Stored records

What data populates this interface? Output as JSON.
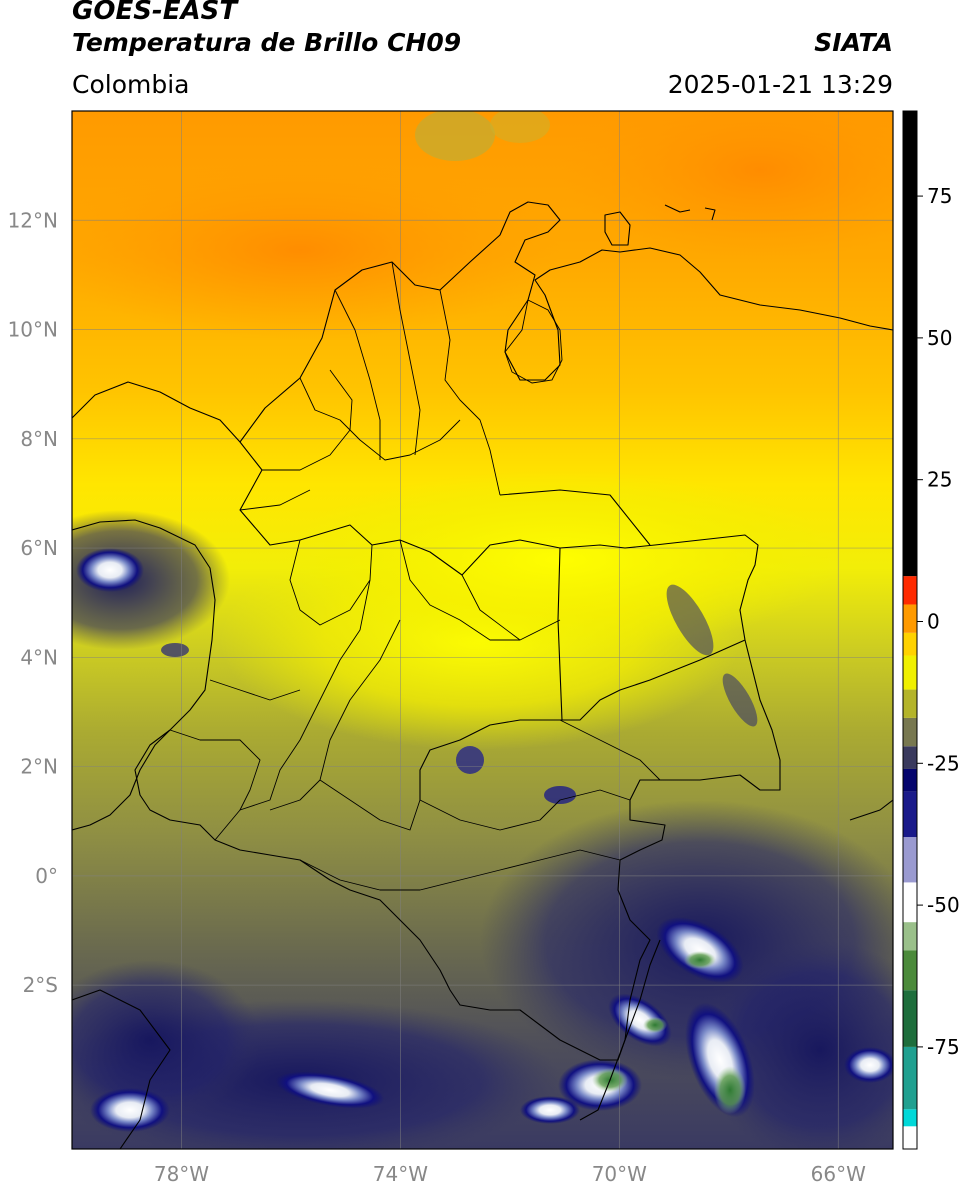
{
  "header": {
    "satellite": "GOES-EAST",
    "product": "Temperatura de Brillo CH09",
    "region": "Colombia",
    "source": "SIATA",
    "datetime": "2025-01-21 13:29"
  },
  "chart_data": {
    "type": "heatmap",
    "x_ticks": [
      {
        "value": -78,
        "label": "78°W"
      },
      {
        "value": -74,
        "label": "74°W"
      },
      {
        "value": -70,
        "label": "70°W"
      },
      {
        "value": -66,
        "label": "66°W"
      }
    ],
    "y_ticks": [
      {
        "value": 12,
        "label": "12°N"
      },
      {
        "value": 10,
        "label": "10°N"
      },
      {
        "value": 8,
        "label": "8°N"
      },
      {
        "value": 6,
        "label": "6°N"
      },
      {
        "value": 4,
        "label": "4°N"
      },
      {
        "value": 2,
        "label": "2°N"
      },
      {
        "value": 0,
        "label": "0°"
      },
      {
        "value": -2,
        "label": "2°S"
      }
    ],
    "xlim": [
      -80,
      -65
    ],
    "ylim": [
      -5,
      14
    ],
    "grid": true,
    "colorbar": {
      "ticks": [
        75,
        50,
        25,
        0,
        -25,
        -50,
        -75
      ],
      "range": [
        -93,
        90
      ],
      "colors": [
        {
          "from": -93,
          "to": -89,
          "color": "#ffffff"
        },
        {
          "from": -89,
          "to": -86,
          "color": "#00d8d8"
        },
        {
          "from": -86,
          "to": -75,
          "color": "#20a090"
        },
        {
          "from": -75,
          "to": -65,
          "color": "#1e6e3c"
        },
        {
          "from": -65,
          "to": -58,
          "color": "#4b8a3a"
        },
        {
          "from": -58,
          "to": -53,
          "color": "#9ac08a"
        },
        {
          "from": -53,
          "to": -46,
          "color": "#ffffff"
        },
        {
          "from": -46,
          "to": -38,
          "color": "#9a9ad0"
        },
        {
          "from": -38,
          "to": -30,
          "color": "#1a1a8a"
        },
        {
          "from": -30,
          "to": -26,
          "color": "#05056e"
        },
        {
          "from": -26,
          "to": -22,
          "color": "#3a3a5e"
        },
        {
          "from": -22,
          "to": -17,
          "color": "#787850"
        },
        {
          "from": -17,
          "to": -12,
          "color": "#b4b42a"
        },
        {
          "from": -12,
          "to": -6,
          "color": "#f0f000"
        },
        {
          "from": -6,
          "to": -2,
          "color": "#ffd200"
        },
        {
          "from": -2,
          "to": 3,
          "color": "#ff9a00"
        },
        {
          "from": 3,
          "to": 8,
          "color": "#ff2a00"
        },
        {
          "from": 8,
          "to": 90,
          "color": "#000000"
        }
      ]
    }
  }
}
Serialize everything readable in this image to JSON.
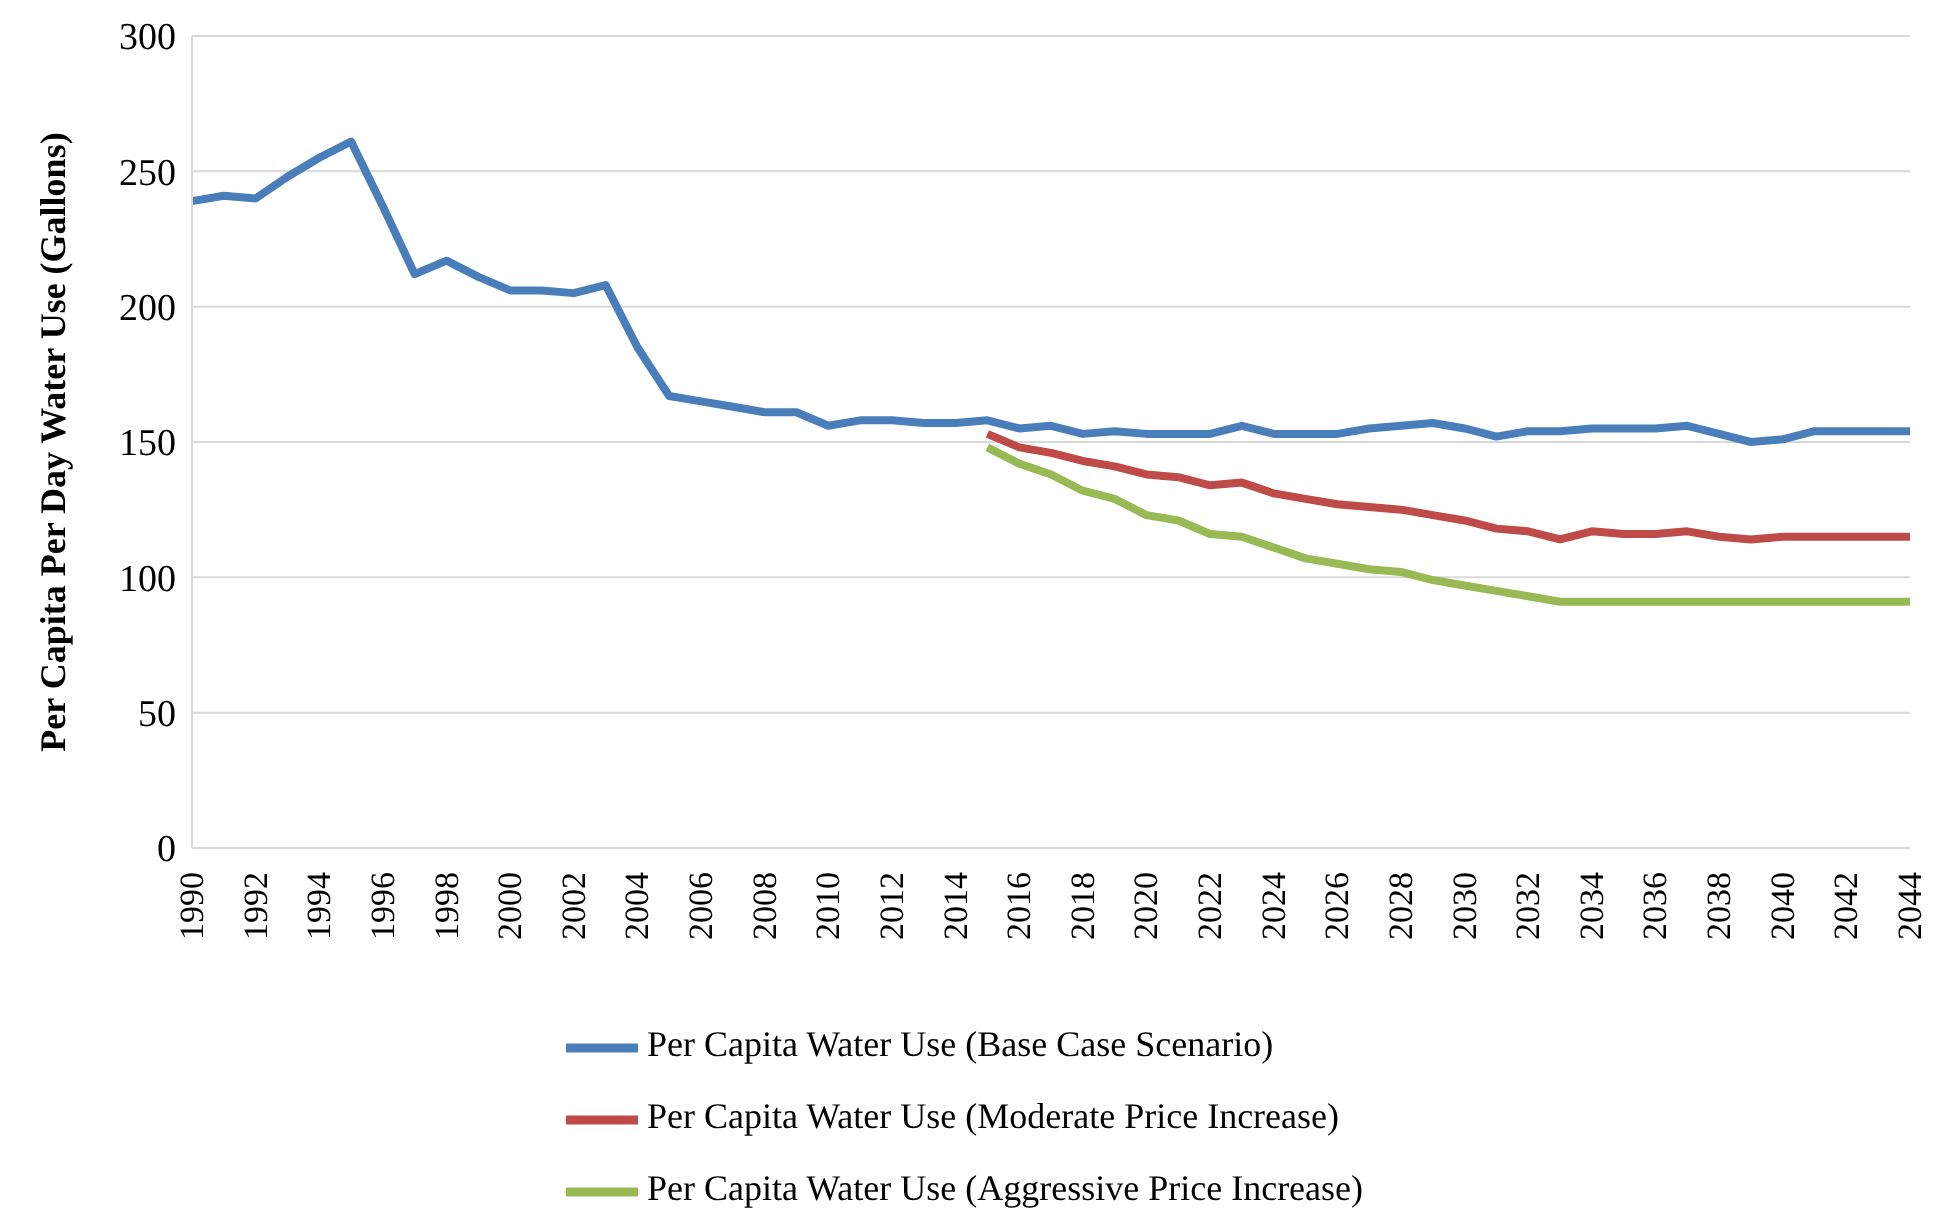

Aim
Gather, from the listing above, every line carrying the word "this".

Response to the task
What data populates this interface? Output as JSON.
Serialize everything readable in this image to JSON.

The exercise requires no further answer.